Data excerpts:
--- Begin ---
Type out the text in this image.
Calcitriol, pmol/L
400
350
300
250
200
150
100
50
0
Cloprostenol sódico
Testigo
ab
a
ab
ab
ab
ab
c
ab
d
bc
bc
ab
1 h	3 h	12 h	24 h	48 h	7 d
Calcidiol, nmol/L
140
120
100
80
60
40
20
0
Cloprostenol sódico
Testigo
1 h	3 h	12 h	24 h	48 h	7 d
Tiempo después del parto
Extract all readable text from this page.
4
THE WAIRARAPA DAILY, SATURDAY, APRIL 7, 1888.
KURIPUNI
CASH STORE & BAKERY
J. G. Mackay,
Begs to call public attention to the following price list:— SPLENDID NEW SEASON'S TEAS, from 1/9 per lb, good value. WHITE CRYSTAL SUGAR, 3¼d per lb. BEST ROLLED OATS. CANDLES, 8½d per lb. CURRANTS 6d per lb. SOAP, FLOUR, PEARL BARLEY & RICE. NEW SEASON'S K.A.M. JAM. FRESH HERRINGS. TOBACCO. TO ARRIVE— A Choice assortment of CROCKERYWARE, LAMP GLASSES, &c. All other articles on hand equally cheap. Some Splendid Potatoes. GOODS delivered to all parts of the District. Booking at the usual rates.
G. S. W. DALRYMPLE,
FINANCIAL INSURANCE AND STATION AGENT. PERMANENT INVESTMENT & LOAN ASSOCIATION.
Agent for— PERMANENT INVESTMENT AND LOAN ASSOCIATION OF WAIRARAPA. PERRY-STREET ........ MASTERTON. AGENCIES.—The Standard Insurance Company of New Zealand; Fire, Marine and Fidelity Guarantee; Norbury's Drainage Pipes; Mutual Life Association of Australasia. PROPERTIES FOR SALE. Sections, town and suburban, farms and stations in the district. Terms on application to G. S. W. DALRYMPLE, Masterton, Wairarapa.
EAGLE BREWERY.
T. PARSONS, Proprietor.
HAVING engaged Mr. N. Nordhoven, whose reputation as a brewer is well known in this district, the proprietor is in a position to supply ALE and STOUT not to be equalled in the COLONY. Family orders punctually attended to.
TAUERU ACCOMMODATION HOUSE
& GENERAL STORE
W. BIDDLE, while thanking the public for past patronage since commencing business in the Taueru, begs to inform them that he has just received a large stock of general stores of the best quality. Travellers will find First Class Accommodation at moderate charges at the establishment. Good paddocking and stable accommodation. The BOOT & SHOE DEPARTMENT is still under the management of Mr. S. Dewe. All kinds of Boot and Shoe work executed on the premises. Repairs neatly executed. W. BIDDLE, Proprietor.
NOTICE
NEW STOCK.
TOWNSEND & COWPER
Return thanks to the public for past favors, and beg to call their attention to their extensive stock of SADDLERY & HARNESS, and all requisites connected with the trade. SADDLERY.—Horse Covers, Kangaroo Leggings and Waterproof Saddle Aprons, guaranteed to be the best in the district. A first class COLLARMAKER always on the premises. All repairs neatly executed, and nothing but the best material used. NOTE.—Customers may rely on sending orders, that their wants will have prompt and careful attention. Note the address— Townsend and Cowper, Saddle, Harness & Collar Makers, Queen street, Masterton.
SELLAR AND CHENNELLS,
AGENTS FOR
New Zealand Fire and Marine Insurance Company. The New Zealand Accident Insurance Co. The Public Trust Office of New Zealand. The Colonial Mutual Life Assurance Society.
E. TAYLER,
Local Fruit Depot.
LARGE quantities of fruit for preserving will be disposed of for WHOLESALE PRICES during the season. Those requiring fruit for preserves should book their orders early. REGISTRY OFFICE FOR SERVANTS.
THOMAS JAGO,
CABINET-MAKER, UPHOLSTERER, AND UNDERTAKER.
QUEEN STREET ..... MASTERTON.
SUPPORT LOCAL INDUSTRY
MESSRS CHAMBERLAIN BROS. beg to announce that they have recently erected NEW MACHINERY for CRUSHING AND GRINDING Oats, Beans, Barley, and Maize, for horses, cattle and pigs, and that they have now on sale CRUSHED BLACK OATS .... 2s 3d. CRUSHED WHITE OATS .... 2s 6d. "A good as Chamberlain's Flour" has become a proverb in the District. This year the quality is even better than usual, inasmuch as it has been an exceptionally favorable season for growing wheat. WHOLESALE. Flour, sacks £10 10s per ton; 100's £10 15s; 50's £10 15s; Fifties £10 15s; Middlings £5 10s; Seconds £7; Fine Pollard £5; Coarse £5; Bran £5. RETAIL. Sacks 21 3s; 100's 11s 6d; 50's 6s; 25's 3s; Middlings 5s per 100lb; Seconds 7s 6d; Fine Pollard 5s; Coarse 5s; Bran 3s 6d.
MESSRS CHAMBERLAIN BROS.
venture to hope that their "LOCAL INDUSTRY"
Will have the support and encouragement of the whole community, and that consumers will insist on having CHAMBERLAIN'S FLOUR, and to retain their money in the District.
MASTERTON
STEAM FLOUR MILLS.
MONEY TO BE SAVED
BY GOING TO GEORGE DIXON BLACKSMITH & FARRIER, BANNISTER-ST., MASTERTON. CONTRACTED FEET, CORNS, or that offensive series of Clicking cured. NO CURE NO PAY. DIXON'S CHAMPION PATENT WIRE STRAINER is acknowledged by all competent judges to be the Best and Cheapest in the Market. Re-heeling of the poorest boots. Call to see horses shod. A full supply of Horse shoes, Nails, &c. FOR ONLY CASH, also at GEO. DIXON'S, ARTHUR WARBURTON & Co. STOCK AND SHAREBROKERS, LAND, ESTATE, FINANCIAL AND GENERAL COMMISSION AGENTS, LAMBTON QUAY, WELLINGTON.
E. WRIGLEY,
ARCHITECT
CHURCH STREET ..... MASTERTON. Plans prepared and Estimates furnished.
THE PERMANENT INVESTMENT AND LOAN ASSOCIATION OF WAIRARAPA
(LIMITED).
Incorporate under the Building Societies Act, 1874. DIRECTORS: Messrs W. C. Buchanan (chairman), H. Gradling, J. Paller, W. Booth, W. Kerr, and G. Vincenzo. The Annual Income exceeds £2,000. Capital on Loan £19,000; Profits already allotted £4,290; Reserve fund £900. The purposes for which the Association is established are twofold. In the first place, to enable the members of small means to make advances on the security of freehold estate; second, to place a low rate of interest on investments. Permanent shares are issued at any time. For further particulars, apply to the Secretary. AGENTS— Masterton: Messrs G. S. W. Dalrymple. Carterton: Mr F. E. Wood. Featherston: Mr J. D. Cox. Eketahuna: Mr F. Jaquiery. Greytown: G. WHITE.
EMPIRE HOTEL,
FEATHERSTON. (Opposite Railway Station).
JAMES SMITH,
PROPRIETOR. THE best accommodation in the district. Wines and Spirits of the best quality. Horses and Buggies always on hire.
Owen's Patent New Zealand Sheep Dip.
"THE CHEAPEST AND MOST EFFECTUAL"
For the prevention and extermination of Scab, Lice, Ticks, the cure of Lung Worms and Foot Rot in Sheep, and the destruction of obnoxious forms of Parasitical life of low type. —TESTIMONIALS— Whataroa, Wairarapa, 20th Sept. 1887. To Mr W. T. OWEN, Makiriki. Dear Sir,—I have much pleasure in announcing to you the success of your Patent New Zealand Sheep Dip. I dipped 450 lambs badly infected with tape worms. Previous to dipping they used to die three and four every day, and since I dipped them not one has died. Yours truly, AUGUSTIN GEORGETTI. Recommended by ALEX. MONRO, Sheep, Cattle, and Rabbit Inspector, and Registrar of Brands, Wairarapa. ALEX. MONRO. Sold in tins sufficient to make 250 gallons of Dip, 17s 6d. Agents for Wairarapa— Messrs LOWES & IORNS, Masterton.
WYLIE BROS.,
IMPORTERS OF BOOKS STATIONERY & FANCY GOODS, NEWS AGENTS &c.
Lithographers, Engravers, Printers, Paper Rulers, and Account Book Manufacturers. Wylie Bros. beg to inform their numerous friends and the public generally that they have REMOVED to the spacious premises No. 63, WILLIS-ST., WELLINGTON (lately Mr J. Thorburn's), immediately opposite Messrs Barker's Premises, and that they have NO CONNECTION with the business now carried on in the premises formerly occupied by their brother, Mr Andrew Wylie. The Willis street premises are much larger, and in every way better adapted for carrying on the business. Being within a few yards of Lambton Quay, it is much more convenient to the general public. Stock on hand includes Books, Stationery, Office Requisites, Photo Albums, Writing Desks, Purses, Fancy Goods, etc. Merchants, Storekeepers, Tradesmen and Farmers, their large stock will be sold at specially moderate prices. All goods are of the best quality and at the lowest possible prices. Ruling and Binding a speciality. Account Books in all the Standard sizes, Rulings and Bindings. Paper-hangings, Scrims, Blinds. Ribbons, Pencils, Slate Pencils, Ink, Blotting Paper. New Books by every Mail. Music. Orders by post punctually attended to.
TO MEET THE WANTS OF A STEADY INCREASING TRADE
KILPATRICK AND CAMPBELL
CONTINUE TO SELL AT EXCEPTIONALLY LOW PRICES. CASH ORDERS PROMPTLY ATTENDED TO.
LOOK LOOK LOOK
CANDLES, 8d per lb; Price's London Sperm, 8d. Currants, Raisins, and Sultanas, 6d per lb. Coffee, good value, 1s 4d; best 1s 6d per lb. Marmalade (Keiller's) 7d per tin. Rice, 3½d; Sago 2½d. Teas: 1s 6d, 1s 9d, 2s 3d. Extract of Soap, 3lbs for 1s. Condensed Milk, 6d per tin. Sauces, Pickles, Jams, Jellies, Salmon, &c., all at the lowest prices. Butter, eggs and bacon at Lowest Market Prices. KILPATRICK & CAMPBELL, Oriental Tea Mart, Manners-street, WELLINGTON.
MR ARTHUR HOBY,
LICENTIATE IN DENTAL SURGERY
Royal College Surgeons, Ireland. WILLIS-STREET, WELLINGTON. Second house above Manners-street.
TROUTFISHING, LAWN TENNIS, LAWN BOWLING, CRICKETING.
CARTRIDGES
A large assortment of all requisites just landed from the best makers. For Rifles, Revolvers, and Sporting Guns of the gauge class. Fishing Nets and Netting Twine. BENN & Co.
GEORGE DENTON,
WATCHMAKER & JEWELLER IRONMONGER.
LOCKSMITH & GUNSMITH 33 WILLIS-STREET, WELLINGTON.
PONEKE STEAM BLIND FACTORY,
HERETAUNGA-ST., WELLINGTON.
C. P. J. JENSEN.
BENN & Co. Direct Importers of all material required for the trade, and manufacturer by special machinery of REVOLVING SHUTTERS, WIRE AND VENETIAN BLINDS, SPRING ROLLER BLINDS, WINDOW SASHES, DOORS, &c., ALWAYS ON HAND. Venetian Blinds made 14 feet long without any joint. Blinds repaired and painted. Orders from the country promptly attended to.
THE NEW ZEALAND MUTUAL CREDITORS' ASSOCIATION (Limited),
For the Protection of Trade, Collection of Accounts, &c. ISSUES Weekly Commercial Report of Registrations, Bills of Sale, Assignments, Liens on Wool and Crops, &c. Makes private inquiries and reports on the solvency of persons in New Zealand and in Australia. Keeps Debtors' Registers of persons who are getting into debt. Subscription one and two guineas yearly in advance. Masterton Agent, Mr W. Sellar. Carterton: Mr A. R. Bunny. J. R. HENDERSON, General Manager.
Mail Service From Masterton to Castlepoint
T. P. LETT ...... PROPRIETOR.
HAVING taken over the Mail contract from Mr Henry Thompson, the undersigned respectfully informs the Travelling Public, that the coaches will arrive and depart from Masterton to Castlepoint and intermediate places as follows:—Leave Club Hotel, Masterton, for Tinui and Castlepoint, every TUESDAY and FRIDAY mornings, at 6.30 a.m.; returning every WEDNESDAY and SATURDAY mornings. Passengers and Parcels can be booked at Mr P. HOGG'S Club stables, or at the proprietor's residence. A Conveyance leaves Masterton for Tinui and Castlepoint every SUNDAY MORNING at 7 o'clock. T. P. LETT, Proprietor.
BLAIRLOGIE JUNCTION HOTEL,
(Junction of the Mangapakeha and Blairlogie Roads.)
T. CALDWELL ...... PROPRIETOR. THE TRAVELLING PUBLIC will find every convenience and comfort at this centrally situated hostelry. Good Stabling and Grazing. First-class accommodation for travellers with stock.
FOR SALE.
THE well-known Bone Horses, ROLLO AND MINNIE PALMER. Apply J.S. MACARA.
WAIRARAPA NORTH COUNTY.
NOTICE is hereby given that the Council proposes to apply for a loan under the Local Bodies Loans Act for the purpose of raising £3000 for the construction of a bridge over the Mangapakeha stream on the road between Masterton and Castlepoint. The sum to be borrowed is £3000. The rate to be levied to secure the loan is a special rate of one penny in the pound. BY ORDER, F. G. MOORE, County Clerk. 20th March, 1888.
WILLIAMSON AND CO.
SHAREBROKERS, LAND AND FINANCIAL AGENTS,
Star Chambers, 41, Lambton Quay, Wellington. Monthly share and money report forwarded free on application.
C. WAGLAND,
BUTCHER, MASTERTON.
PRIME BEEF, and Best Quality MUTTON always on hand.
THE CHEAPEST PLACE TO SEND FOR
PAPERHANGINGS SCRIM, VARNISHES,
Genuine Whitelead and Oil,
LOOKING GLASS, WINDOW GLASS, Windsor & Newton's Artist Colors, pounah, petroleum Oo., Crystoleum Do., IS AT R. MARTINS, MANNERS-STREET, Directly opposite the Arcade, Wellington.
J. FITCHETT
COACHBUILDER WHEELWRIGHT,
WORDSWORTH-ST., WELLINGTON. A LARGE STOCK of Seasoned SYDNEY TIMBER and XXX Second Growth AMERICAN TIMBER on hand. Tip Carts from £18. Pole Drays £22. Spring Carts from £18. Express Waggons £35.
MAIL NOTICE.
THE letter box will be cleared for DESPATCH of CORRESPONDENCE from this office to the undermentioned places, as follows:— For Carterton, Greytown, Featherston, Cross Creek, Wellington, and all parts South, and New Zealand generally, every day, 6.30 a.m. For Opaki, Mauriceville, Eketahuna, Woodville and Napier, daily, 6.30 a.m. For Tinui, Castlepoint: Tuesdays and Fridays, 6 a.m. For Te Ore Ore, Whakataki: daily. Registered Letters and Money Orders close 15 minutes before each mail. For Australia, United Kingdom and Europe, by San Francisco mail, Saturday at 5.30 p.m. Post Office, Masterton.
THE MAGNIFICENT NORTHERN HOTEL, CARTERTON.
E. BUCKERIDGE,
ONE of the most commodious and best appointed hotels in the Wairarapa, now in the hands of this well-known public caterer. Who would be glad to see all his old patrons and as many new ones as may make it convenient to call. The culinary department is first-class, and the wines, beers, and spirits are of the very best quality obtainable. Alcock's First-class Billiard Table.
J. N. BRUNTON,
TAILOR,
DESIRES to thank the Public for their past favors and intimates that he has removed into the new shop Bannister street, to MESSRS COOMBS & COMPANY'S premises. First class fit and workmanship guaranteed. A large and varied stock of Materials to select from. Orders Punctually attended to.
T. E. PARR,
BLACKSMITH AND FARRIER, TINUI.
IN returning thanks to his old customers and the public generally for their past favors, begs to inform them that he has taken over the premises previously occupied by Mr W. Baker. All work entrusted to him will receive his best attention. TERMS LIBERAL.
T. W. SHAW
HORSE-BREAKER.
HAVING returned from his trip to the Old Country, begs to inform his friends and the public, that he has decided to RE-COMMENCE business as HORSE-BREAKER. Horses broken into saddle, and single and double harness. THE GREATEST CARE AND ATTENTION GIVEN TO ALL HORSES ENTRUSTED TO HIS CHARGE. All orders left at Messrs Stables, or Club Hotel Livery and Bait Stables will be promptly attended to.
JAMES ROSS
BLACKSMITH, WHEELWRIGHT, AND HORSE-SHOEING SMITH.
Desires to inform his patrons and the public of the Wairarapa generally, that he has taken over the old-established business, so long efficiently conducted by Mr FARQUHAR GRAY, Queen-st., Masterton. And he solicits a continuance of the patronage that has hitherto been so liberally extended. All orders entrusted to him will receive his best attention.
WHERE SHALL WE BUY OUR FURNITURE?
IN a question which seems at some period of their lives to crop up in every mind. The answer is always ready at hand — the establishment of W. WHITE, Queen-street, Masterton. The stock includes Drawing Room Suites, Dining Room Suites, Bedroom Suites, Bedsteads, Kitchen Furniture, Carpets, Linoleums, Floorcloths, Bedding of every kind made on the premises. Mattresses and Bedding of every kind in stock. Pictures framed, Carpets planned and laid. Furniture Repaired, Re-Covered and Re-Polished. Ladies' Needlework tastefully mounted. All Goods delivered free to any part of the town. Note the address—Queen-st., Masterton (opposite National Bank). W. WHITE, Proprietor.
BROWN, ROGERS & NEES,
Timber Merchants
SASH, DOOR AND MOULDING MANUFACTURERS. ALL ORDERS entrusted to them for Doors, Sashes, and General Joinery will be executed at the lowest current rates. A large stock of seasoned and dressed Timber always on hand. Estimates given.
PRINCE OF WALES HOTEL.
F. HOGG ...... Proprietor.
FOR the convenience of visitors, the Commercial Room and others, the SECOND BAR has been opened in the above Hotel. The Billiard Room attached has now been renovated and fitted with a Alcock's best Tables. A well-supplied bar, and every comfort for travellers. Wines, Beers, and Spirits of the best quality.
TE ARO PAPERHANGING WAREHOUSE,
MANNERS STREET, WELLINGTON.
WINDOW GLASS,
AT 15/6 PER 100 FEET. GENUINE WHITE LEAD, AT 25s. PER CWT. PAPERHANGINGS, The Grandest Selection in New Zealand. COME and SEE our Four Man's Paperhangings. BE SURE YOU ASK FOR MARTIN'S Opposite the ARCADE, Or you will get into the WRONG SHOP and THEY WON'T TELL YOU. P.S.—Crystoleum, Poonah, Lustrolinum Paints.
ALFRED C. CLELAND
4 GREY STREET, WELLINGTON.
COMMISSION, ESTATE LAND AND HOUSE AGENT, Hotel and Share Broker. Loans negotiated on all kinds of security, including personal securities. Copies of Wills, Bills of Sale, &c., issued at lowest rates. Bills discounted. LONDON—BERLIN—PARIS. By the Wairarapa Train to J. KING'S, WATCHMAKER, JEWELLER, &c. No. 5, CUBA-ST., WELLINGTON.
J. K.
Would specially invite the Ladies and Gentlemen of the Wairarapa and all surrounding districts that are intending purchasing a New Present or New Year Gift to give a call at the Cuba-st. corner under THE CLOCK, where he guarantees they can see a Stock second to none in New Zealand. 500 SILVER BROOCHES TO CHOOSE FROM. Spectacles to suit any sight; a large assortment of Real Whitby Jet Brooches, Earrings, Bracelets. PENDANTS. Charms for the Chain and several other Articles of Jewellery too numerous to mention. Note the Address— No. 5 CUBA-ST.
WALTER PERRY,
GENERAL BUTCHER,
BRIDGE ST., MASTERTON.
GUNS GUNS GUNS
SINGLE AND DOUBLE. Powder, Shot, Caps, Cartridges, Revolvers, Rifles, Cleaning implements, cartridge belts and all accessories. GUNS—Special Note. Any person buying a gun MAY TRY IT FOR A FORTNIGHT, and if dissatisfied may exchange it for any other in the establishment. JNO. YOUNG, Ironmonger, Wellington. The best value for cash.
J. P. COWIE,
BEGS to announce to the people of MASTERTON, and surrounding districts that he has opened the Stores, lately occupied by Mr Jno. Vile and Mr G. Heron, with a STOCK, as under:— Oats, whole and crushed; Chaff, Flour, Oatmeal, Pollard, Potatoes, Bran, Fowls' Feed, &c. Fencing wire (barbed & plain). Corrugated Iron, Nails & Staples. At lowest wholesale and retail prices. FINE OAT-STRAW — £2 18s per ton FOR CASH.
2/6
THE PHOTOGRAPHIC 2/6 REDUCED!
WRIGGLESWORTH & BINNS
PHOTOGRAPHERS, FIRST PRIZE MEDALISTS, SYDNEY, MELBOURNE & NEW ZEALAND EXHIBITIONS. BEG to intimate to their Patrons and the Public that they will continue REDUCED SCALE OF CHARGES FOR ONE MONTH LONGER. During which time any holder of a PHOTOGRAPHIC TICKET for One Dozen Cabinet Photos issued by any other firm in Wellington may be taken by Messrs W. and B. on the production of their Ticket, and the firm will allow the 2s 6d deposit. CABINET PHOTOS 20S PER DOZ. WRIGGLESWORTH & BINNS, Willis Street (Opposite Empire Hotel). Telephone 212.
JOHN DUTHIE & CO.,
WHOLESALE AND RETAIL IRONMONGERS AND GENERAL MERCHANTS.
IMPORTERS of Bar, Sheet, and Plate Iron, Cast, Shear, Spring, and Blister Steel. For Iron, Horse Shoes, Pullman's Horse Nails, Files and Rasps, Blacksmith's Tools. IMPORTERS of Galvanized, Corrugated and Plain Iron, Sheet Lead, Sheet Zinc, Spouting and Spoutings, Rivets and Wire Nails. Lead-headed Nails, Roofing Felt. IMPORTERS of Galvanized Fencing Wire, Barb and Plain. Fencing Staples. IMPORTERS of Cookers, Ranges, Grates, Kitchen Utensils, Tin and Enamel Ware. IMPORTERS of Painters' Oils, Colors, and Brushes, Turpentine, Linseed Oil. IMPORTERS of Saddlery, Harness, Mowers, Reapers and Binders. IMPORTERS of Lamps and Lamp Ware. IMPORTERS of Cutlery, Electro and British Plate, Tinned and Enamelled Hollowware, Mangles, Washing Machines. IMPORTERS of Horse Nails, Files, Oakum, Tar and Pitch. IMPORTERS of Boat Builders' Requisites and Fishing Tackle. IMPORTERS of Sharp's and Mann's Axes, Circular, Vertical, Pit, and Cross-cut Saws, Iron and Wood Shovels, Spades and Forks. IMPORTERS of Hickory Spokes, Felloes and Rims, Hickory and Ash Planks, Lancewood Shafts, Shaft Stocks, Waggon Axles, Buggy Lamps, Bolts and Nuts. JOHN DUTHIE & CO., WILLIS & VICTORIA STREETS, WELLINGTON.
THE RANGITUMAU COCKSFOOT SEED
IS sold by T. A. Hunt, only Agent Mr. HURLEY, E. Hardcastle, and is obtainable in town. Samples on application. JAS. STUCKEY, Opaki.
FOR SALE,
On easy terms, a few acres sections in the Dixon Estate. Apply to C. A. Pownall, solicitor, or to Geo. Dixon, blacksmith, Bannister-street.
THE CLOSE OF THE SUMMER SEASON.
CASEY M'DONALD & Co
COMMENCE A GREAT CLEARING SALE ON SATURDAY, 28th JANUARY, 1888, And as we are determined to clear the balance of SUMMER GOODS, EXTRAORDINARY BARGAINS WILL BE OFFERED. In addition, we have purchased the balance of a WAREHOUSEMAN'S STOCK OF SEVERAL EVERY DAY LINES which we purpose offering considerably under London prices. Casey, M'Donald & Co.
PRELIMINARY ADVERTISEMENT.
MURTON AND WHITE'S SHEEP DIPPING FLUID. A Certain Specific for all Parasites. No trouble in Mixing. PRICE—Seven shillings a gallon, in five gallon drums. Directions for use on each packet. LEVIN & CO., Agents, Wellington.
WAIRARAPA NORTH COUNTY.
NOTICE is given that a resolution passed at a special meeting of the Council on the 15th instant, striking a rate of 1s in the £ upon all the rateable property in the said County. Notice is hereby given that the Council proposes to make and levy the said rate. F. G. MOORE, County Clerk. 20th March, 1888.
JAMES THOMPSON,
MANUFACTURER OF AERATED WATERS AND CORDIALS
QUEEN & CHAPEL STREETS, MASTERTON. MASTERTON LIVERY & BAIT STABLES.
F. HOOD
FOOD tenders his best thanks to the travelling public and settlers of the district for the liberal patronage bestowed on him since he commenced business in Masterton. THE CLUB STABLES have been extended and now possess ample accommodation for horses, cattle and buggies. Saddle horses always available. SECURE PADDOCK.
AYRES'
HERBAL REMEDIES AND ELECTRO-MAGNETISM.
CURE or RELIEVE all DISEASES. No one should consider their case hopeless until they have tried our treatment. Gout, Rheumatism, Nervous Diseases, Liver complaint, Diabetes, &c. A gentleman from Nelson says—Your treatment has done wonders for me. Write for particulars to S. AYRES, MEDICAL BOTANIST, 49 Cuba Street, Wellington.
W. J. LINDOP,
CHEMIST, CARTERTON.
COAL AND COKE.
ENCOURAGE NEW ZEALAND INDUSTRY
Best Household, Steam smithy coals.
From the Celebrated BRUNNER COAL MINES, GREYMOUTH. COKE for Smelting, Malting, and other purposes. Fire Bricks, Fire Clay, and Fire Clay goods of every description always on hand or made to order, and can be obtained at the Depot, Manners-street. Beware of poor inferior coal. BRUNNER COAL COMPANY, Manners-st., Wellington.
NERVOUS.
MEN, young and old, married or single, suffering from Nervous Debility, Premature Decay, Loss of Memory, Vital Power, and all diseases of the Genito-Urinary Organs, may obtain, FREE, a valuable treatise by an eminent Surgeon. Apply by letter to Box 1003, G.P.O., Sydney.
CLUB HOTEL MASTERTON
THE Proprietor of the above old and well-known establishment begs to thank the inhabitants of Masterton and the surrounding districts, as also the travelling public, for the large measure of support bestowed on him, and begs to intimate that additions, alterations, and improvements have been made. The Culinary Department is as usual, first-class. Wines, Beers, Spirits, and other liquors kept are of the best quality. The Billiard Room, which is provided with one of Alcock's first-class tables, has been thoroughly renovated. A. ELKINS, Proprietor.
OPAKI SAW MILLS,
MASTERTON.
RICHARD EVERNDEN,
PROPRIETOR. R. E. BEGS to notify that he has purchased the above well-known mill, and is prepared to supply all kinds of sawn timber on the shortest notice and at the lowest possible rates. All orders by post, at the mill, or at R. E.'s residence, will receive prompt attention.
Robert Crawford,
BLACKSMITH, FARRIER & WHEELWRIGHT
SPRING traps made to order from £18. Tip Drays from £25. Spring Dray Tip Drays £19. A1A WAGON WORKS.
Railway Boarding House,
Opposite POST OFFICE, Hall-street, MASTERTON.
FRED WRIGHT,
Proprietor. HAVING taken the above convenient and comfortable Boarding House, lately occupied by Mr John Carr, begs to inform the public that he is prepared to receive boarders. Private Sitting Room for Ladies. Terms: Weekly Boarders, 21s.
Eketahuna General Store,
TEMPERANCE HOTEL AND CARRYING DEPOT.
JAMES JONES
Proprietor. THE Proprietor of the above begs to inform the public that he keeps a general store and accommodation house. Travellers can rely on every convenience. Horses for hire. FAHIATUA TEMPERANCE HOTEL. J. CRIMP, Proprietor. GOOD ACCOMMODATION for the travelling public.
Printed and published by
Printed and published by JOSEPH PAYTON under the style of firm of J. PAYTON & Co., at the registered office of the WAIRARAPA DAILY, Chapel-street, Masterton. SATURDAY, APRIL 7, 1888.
--- End ---
Exercise:
Search the data above for lines holding "PAPERHANGINGS" and copy each of them.

Worked answer:
PAPERHANGINGS SCRIM, VARNISHES,
AT 15/6 PER 100 FEET. GENUINE WHITE LEAD, AT 25s. PER CWT. PAPERHANGINGS, The Grandest Selection in New Zealand. COME and SEE our Four Man's Paperhangings. BE SURE YOU ASK FOR MARTIN'S Opposite the ARCADE, Or you will get into the WRONG SHOP and THEY WON'T TELL YOU. P.S.—Crystoleum, Poonah, Lustrolinum Paints.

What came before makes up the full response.